SET TASK → Render the material from the line containing "Patent image size: (944, 932)." up to and including the line containing "The reference stepping" as a numbered list, leaving out blank lines.

RECORDS SHOWN →
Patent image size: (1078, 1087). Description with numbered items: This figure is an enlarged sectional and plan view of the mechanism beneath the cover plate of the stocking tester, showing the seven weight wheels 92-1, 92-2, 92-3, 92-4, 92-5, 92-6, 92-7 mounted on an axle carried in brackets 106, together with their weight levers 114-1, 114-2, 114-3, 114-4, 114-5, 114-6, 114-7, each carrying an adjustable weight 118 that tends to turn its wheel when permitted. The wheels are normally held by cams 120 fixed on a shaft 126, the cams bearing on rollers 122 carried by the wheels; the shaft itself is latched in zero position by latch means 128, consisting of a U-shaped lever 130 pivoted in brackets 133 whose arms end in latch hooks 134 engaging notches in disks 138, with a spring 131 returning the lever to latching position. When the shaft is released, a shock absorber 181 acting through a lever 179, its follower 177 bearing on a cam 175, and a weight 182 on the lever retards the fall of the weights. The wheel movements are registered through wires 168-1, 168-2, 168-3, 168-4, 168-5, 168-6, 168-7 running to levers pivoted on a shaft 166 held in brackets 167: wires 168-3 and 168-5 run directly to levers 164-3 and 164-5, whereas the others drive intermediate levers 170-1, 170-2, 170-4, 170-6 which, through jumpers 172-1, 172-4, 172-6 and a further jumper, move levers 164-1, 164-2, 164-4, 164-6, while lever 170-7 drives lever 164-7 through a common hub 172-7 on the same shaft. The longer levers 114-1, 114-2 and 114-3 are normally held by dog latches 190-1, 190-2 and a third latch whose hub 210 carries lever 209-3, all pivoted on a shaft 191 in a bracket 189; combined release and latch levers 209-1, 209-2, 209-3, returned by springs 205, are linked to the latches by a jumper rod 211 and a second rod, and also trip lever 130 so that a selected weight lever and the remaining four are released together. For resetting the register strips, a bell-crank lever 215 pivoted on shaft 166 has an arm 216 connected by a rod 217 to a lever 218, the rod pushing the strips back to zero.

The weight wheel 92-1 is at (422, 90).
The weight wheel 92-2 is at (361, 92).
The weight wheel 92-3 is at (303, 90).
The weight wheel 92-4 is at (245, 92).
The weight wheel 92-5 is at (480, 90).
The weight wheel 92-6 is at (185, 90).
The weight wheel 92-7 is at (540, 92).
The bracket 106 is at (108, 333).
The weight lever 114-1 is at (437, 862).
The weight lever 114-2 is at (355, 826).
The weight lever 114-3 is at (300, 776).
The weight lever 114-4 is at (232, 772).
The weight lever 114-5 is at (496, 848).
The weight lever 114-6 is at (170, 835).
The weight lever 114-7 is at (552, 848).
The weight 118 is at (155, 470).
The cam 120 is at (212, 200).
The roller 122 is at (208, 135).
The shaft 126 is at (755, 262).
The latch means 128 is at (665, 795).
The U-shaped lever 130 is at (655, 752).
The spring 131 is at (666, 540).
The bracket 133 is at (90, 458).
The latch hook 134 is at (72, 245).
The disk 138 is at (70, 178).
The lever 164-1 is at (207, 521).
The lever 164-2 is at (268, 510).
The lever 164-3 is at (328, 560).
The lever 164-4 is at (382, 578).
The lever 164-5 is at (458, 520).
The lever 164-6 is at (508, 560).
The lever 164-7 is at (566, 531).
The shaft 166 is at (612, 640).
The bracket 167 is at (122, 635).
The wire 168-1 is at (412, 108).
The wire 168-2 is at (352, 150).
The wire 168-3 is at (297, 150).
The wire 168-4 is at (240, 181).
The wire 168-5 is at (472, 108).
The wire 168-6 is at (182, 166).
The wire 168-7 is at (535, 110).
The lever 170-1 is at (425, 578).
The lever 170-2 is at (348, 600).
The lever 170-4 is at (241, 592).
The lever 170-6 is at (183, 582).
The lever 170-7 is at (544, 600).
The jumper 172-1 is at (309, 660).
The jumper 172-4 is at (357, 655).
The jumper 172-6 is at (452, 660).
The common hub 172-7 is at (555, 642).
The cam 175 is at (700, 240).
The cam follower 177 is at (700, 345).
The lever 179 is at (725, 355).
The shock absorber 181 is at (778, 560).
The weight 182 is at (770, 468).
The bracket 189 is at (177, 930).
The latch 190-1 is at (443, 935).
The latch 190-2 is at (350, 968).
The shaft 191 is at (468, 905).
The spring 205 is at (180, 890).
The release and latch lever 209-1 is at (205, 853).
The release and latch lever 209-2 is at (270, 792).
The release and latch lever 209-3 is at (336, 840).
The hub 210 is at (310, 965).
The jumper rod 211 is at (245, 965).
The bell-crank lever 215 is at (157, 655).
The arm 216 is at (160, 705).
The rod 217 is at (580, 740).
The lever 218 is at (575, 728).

---

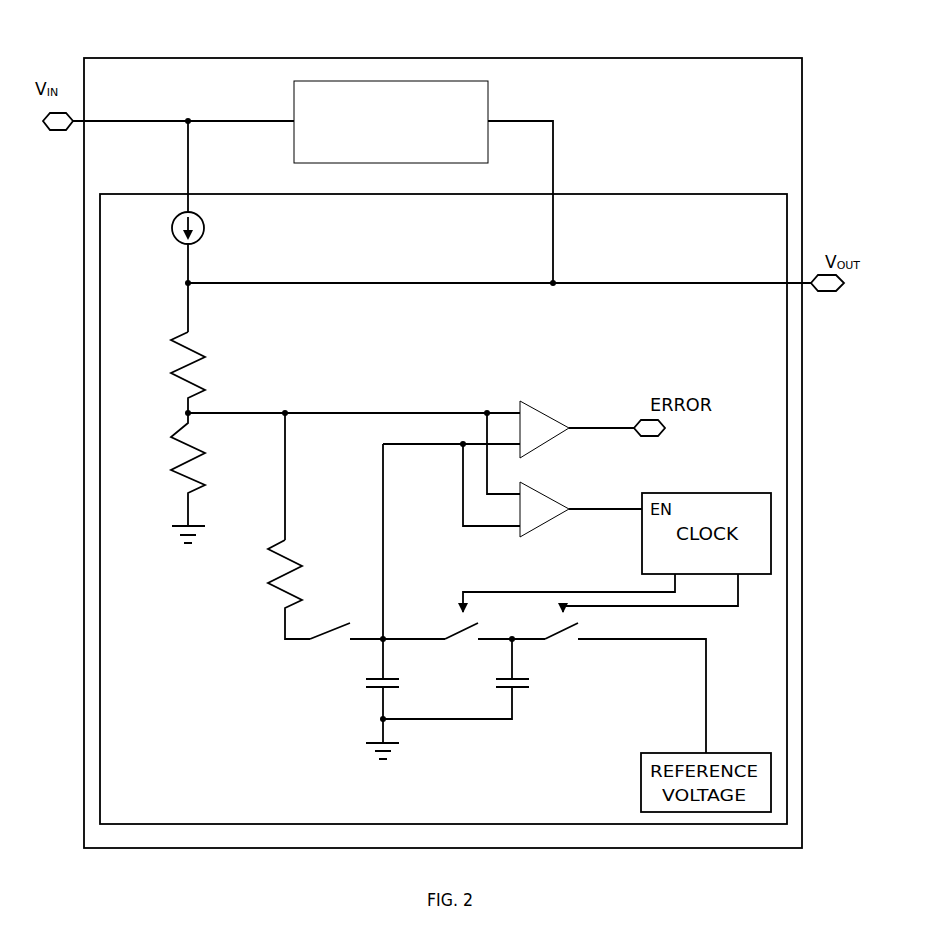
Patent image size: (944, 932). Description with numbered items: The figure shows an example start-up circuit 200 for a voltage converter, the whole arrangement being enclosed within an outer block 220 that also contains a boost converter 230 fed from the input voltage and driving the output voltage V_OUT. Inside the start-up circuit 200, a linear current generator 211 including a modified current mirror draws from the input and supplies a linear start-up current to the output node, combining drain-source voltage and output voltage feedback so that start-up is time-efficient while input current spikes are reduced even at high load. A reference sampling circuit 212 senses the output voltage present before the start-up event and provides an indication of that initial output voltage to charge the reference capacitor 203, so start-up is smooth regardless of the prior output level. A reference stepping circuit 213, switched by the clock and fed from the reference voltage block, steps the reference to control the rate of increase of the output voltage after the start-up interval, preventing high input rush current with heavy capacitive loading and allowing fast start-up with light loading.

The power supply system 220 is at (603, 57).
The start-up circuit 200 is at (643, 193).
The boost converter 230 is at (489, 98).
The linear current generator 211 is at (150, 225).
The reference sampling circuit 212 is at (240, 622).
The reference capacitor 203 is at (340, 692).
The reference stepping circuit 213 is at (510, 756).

...

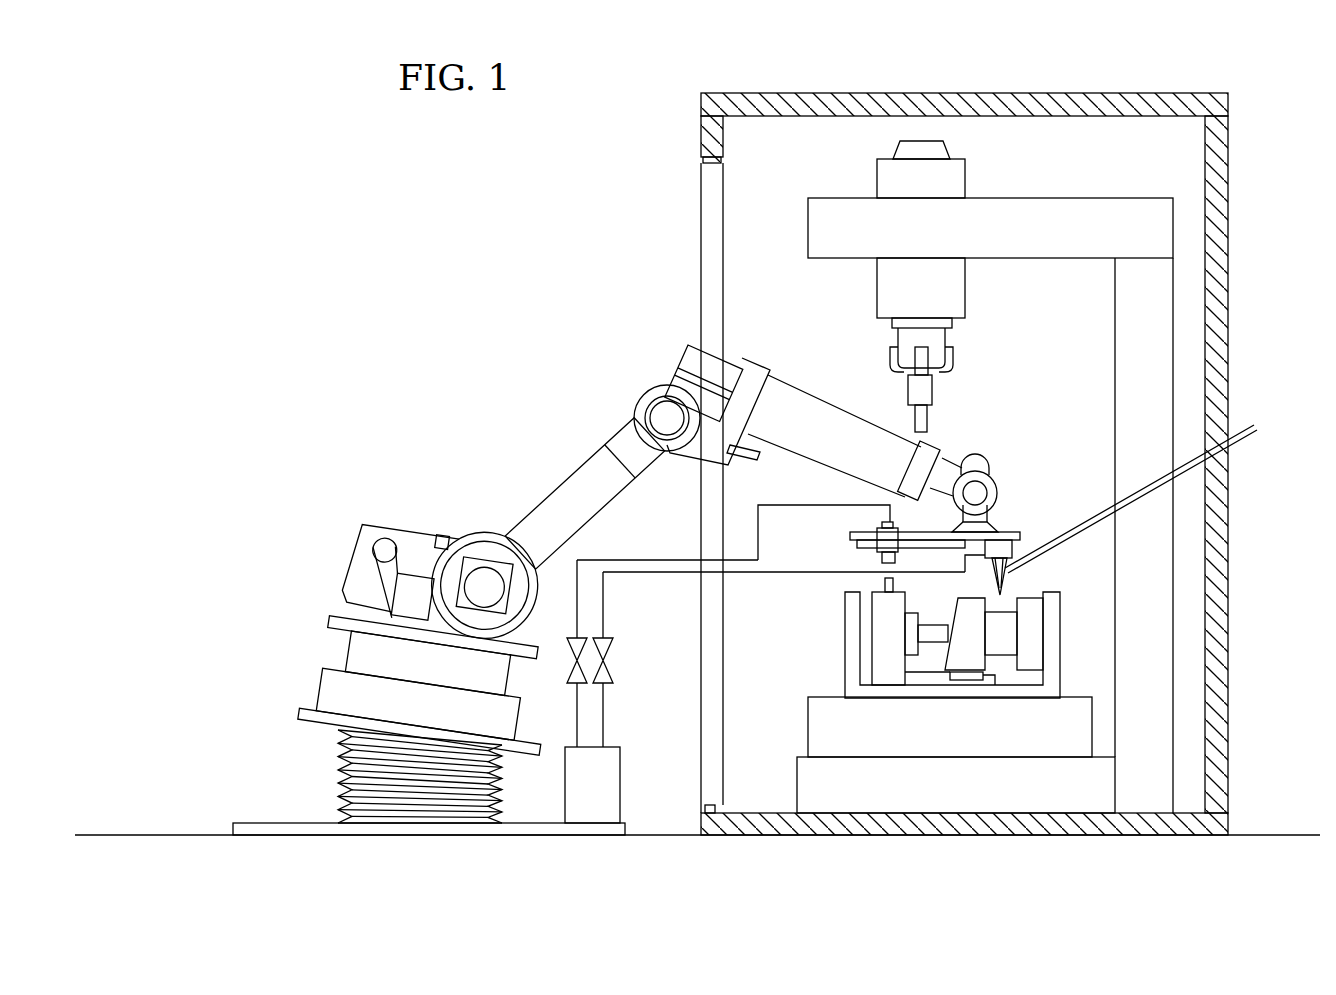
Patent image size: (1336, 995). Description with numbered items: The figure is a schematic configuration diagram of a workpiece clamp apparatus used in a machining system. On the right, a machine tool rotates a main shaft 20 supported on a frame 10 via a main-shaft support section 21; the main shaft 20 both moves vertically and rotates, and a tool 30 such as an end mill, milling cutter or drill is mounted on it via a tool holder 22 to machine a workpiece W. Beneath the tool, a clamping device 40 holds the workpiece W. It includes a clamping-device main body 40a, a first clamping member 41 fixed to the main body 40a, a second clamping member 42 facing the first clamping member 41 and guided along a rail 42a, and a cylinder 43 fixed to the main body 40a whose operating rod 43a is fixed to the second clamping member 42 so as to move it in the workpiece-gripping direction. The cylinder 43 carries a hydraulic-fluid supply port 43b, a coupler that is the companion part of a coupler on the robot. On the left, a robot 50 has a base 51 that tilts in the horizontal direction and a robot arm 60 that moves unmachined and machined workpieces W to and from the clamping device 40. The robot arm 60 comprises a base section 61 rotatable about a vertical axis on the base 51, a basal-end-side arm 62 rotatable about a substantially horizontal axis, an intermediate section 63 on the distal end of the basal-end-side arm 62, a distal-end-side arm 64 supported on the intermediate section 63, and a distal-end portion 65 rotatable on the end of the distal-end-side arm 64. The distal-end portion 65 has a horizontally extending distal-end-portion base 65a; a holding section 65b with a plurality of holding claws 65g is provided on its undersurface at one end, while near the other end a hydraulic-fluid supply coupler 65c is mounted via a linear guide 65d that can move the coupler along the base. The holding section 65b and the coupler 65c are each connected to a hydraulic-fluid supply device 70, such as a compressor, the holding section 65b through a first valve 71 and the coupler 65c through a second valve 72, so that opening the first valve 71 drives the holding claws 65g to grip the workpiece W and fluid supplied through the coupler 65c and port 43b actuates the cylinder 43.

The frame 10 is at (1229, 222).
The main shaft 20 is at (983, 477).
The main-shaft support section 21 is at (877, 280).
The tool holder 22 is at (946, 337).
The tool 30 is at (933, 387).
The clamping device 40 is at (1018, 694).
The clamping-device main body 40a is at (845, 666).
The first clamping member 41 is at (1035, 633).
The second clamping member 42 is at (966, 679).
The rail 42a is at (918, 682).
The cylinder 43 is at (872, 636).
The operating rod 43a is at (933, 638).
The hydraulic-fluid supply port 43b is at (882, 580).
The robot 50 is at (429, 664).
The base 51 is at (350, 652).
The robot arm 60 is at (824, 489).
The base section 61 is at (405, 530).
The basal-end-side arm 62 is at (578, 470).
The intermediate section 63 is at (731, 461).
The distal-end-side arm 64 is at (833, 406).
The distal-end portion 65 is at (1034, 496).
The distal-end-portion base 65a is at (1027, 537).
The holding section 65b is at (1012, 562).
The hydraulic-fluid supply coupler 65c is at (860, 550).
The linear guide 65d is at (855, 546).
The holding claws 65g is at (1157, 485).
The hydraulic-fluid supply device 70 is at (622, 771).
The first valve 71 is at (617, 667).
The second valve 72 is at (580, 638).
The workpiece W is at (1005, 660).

COMPLETE RESPONSE →
1. Patent image size: (944, 932). Description with numbered items: The figure shows an example start-up circuit 200 for a voltage converter, the whole arrangement being enclosed within an outer block 220 that also contains a boost converter 230 fed from the input voltage and driving the output voltage V_OUT. Inside the start-up circuit 200, a linear current generator 211 including a modified current mirror draws from the input and supplies a linear start-up current to the output node, combining drain-source voltage and output voltage feedback so that start-up is time-efficient while input current spikes are reduced even at high load. A reference sampling circuit 212 senses the output voltage present before the start-up event and provides an indication of that initial output voltage to charge the reference capacitor 203, so start-up is smooth regardless of the prior output level. A reference stepping circuit 213, switched by the clock and fed from the reference voltage block, steps the reference to control the rate of increase of the output voltage after the start-up interval, preventing high input rush current with heavy capacitive loading and allowing fast start-up with light loading.
2. The power supply system 220 is at (603, 57).
3. The start-up circuit 200 is at (643, 193).
4. The boost converter 230 is at (489, 98).
5. The linear current generator 211 is at (150, 225).
6. The reference sampling circuit 212 is at (240, 622).
7. The reference capacitor 203 is at (340, 692).
8. The reference stepping circuit 213 is at (510, 756).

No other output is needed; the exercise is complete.